*Excerpted passage*
Patient Characteristics at Baseline.
| CMML (n=19) | MDS (n=27) | p | |
|---|---|---|---|
| Gender | |||
| Male | 14 (73.7%) | 18 (66.7%) | 0.74 |
| Female | 5 (26.3%) | 9 (33.3%) | |
| Median Age (Range) [years] | 73 (47–87) | 68 (42–87) | 0.27 |
| Median Laboratory Values | |||
| White Blood Cell (Range) [x109/L] | 11.3 (2.1–67) | 2.2 (0.6–11.5) | 0.001 |
| Hemoglobin (Range) [g/dL] | 10.8 (5.3–13.3) | 10.1 (7.6–14.6) | 0.25 |
| Platelets (Range) [x109/L] | 96 (17–201) | 62 (11–331) | 0.76 |
| Peripheral Myeloid Blast Percentage (Range) | 0 (0–17) | 0 (0–15) | 0.56 |
| Bone Marrow Blast Percentage (Range) | 5 (1–17) | 8 (1–18) | 0.12 |
| Cytogenetics | |||
| Diploid | 13 (68.4%) | 10 (37.0%) | 0.078 |
| −5/5q | 1 (5.3%) | 9 (33.3%) | |
| −7/7q | 0 | 8 (29.6%) | |
| −20q | 0 | 1 (3.7%) | |
| -Y | 0 | 1 (3.7%) | |
| Complex | 1 (5.3%) | 11 (40.7%) | 0.008 |
| Mutations [n/number tested] | |||
| ASXL1 | 6/19 (31.6%) | 2/16 (12.5%) | 0.24 |
| DNMT3A | 0/19 | 3/16 (18.8%) | 0.086 |
| IDH1/2 | 0/19 | 1/16 (6.3%) | 0.46 |
| NRAS | 4/19 (21.1%) | 0/16 | 0.11 |
| RUNX1 | 1/19 (5.3%) | 5/16 (31.3%) | 0.073 |
| SRSF2 | 6/19 (31.6%) | 2/16 (12.5%) | 0.24 |
| TET2 | 11/19 (57.9%) | 3/16 (18.8%) | 0.036 |
| TP53 | 2/19 (10.5%) | 5/16 (31.3%) | 0.21 |
| IPSS | |||
| Low-Risk | 9 (46.4%) | 2 (7.4%) | 0.008 |
| Intermediate-1-Risk | 4 (21.1%) | 8 (29.6%) | |
| Intermediate-2-Risk | 6 (31.6%) | 12 (44.4%) | |
| High-Risk | 0 | 5 (26.3%) |
A total of 12 CMML patients and all 27 MDS patients received HMA therapy. The treatment summary and response to HMAs are detailed in Table 2.
Table 2.
Hypomethylating Agent Therapy and Response.
| CMML (n=12) | MDS (n=27) | p | |
|---|---|---|---|
| Hypomethylating Agent | |||
| Single-Agent Azacitidine | 4 (33.3%) | 13 (48.1%) | 0.091 |
| Single-Agent Decitabine | 5 (41.7%) | 3 (11.1%) | |
| Azacitidine in Combination | 2 (16.7%) | 10 (37.0%) | |
| Decitabine in Combination | 1 (6.3%) | 0 | |
| Other | 0 | 1 (3.7%) | |
| Response | |||
| Complete Remission (CR) | 3 (25.0%) | 11 (40.7%) | 0.12 |
| Marrow CR (mCR) | 2 (16.7%) | 0 | |
| Hematological Improvement (HI) | 1 (6.3%) | 5 (18.5%) | |
| Overall Response Rate (ORR) | 6 (50.0%) | 16 (59.3%) | 0.73 |
LILRB4 Expression
RNA expression of LILRB4 was increased in CMML patients when compared to MDS patients and healthy controls (q < 0.1, p < 0.01), as shown in Figure 1. No statistically significant differences were observed in LILRB4 expression based on risk groups, although MDS patients showed a trend of decreased expression with increased risk (Figure 2). No differences in expression based on monocyte differential percentage or mutational data were observed.

Stored data entries
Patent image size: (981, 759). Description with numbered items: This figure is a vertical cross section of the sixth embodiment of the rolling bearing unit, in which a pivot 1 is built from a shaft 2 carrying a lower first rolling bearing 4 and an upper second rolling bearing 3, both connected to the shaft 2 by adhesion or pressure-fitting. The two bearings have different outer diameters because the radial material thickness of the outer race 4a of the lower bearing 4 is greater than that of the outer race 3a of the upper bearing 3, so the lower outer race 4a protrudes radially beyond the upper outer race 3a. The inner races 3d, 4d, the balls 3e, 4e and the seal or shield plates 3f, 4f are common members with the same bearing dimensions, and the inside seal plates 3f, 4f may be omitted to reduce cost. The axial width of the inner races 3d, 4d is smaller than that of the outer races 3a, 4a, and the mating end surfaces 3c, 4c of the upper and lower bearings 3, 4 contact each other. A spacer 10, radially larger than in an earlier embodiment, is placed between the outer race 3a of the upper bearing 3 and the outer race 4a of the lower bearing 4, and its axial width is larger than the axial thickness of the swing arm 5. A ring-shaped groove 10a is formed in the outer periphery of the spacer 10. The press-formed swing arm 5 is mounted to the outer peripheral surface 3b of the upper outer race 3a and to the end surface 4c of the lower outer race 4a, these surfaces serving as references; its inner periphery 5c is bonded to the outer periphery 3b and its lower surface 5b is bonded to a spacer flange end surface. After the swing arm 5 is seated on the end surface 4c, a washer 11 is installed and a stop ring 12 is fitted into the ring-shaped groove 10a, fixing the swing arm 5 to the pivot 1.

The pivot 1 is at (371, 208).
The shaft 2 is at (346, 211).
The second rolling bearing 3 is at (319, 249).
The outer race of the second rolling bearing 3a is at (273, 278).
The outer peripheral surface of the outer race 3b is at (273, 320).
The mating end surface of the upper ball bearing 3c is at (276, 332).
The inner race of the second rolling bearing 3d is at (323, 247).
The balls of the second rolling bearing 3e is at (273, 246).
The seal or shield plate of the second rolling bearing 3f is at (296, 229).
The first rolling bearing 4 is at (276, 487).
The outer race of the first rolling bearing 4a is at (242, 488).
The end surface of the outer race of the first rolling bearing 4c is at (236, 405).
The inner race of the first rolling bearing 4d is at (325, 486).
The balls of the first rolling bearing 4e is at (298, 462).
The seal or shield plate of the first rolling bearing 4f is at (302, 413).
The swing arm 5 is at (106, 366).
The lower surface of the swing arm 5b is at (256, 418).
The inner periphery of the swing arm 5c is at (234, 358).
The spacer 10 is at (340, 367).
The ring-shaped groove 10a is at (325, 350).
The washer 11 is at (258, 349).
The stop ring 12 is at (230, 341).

*Check your understanding*
- a) In the passage on CMML and MDS patients, what is the median white blood cell count reported for the CMML group?
- b) Using the passage on CMML and MDS patients, explain why the CMML column in Table 2 lists n=12 rather than the 19 CMML patients shown at baseline.
- c) Please carry on the passage on CMML and MDS patients, starting after its last sentence.
The stored data entries are separate material from the passage on CMML and MDS patients.

*Task-by-task results*
- a) 11.3 x10⁹/L, with a range of 2.1–67.

- b) Table 2 covers hypomethylating agent therapy and response, and only 12 of the CMML patients received HMA therapy. All 27 MDS patients received it, so that column keeps the full count.

- c)
Figure 1.
LILRB4 Expression in Healthy Controls, Untreated CMML Patients, and Untreated MDS Patients.
Figure 2.
LILRB4 Expression in CMML and MDS Patients Based on IPSS Risk Group.
Figure 3 illustrates RNA expression of LILRB4 based on response to HMA treatment. In both patients with CMML or MDS, LILRB4 expression was slightly increased in HMA responders prior to therapy compared to HMA non-responders, though not statistically significant (q > 0.1). No change in patient LILRB4 RNA expression was detected in pre- and post-HMA therapy samples.
Figure 3.
LILRB4 Expression in CMML and MDS Patients Based on Subsequent Response to HMA Therapy.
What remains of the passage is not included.